» **YOUR GOAL**:
Examine the entries and show every line in which the word "Neubrandenburg" is found.

(Figure content listings)
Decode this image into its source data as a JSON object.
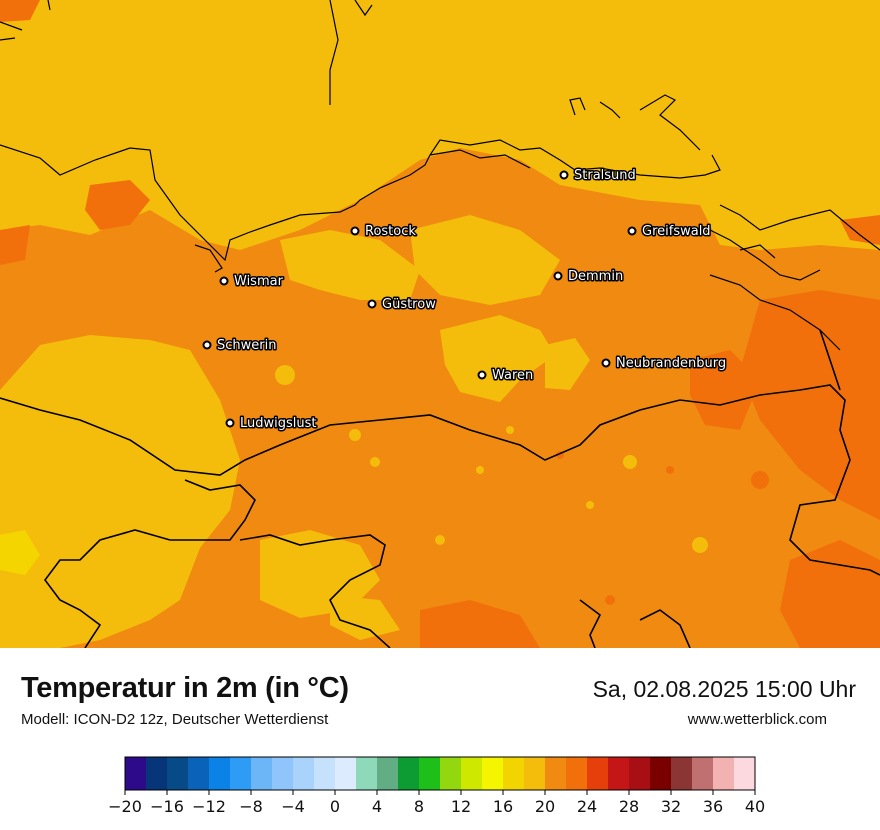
{
  "map": {
    "region": "Mecklenburg-Vorpommern",
    "colors": {
      "base_orange": "#f08a10",
      "light_yellow": "#f4bd0b",
      "bright_yellow": "#f5d500",
      "dark_orange": "#f2700b",
      "border": "#000000"
    },
    "cities": [
      {
        "name": "Stralsund",
        "label": "Stralsund"
      },
      {
        "name": "Rostock",
        "label": "Rostock"
      },
      {
        "name": "Greifswald",
        "label": "Greifswald"
      },
      {
        "name": "Wismar",
        "label": "Wismar"
      },
      {
        "name": "Demmin",
        "label": "Demmin"
      },
      {
        "name": "Güstrow",
        "label": "Güstrow"
      },
      {
        "name": "Schwerin",
        "label": "Schwerin"
      },
      {
        "name": "Neubrandenburg",
        "label": "Neubrandenburg"
      },
      {
        "name": "Waren",
        "label": "Waren"
      },
      {
        "name": "Ludwigslust",
        "label": "Ludwigslust"
      }
    ]
  },
  "header": {
    "title": "Temperatur in 2m (in °C)",
    "subtitle": "Modell: ICON-D2 12z, Deutscher Wetterdienst",
    "datetime": "Sa, 02.08.2025 15:00 Uhr",
    "website": "www.wetterblick.com"
  },
  "legend": {
    "min": -20,
    "max": 40,
    "step": 2,
    "colors": [
      "#2d0a8a",
      "#06357a",
      "#064a88",
      "#0a63b8",
      "#0a82e6",
      "#2e9cf5",
      "#6cb6f8",
      "#8fc5fa",
      "#a9d3fb",
      "#c6e1fc",
      "#dcebfd",
      "#8fd9bb",
      "#62ad84",
      "#0d9c34",
      "#1fbf1a",
      "#93d80f",
      "#cfe800",
      "#f5f500",
      "#f2d400",
      "#f4bd0b",
      "#f08a10",
      "#f2700b",
      "#e63f0b",
      "#c41616",
      "#a80f15",
      "#7a0000",
      "#8c3535",
      "#c07070",
      "#f3b2b2",
      "#fcd9df"
    ],
    "tick_labels": [
      "−20",
      "−16",
      "−12",
      "−8",
      "−4",
      "0",
      "4",
      "8",
      "12",
      "16",
      "20",
      "24",
      "28",
      "32",
      "36",
      "40"
    ]
  }
}
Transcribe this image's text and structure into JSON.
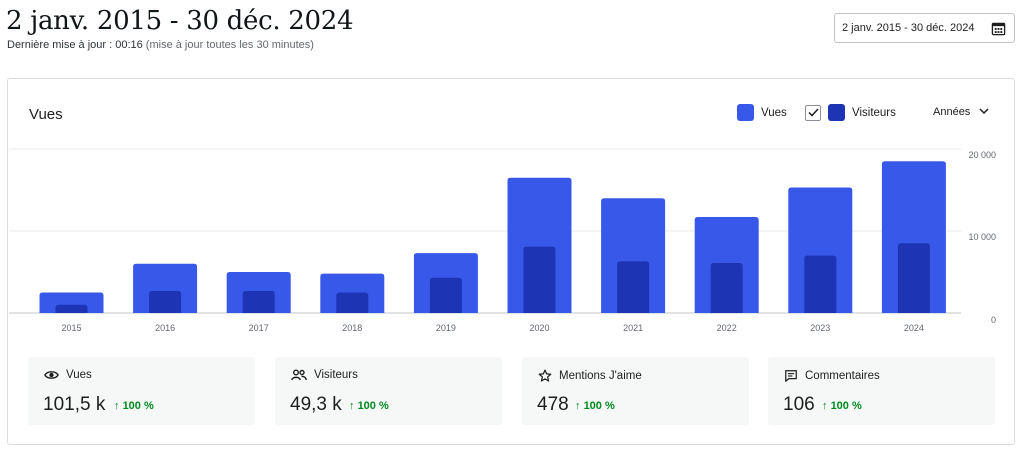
{
  "header": {
    "title": "2 janv. 2015 - 30 déc. 2024",
    "last_update_label": "Dernière mise à jour : 00:16",
    "update_note": "(mise à jour toutes les 30 minutes)",
    "date_range": "2 janv. 2015 - 30 déc. 2024",
    "date_range_icon": "calendar-icon"
  },
  "panel": {
    "title": "Vues",
    "legend": [
      {
        "label": "Vues",
        "color": "#3858e9"
      },
      {
        "label": "Visiteurs",
        "color": "#1d35b4",
        "checked": true
      }
    ],
    "period": "Années"
  },
  "chart_data": {
    "type": "bar",
    "categories": [
      "2015",
      "2016",
      "2017",
      "2018",
      "2019",
      "2020",
      "2021",
      "2022",
      "2023",
      "2024"
    ],
    "series": [
      {
        "name": "Vues",
        "color": "#3858e9",
        "values": [
          2500,
          6000,
          5000,
          4800,
          7300,
          16500,
          14000,
          11700,
          15300,
          18500
        ]
      },
      {
        "name": "Visiteurs",
        "color": "#1d35b4",
        "values": [
          1000,
          2700,
          2700,
          2500,
          4300,
          8100,
          6300,
          6100,
          7000,
          8500
        ]
      }
    ],
    "y_ticks": [
      "0",
      "10 000",
      "20 000"
    ],
    "ylim": [
      0,
      20000
    ],
    "grid": true,
    "legend_position": "top-right"
  },
  "stats": [
    {
      "label": "Vues",
      "icon": "eye-icon",
      "value": "101,5 k",
      "change": "100 %",
      "active": true
    },
    {
      "label": "Visiteurs",
      "icon": "people-icon",
      "value": "49,3 k",
      "change": "100 %",
      "active": false
    },
    {
      "label": "Mentions J'aime",
      "icon": "star-icon",
      "value": "478",
      "change": "100 %",
      "active": false
    },
    {
      "label": "Commentaires",
      "icon": "comment-icon",
      "value": "106",
      "change": "100 %",
      "active": false
    }
  ]
}
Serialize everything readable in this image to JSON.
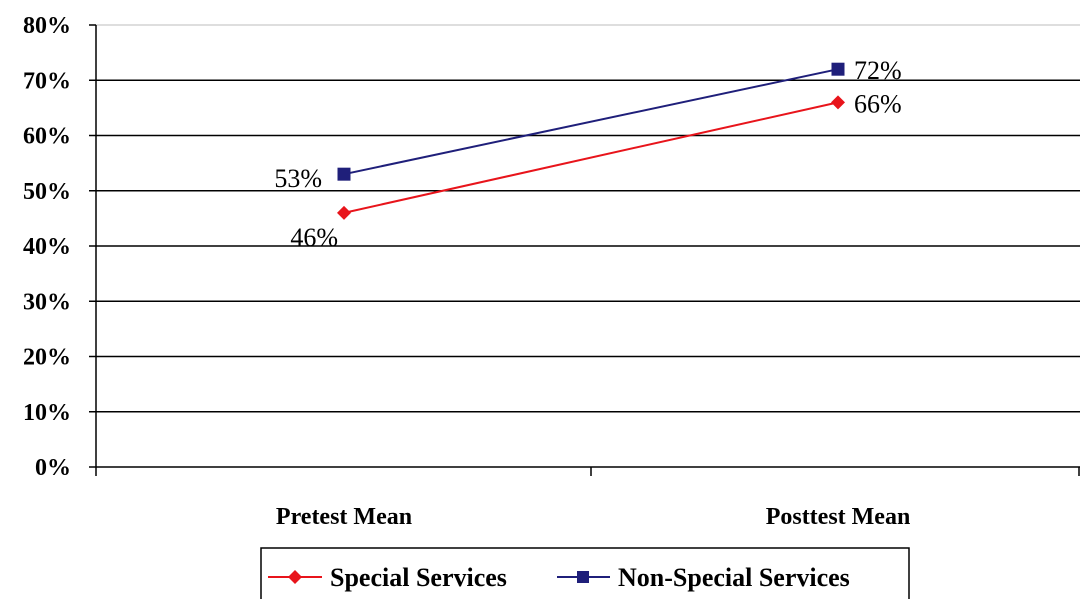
{
  "chart_data": {
    "type": "line",
    "categories": [
      "Pretest Mean",
      "Posttest Mean"
    ],
    "series": [
      {
        "name": "Special Services",
        "values": [
          46,
          66
        ],
        "labels": [
          "46%",
          "66%"
        ],
        "color": "#e8141b",
        "marker": "diamond"
      },
      {
        "name": "Non-Special Services",
        "values": [
          53,
          72
        ],
        "labels": [
          "53%",
          "72%"
        ],
        "color": "#1f1f7a",
        "marker": "square"
      }
    ],
    "y_ticks": [
      "0%",
      "10%",
      "20%",
      "30%",
      "40%",
      "50%",
      "60%",
      "70%",
      "80%"
    ],
    "ylim": [
      0,
      80
    ],
    "grid": true,
    "legend": "bottom"
  }
}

» **RESPONSE**:
        "name": "Neubrandenburg",
        "label": "Neubrandenburg"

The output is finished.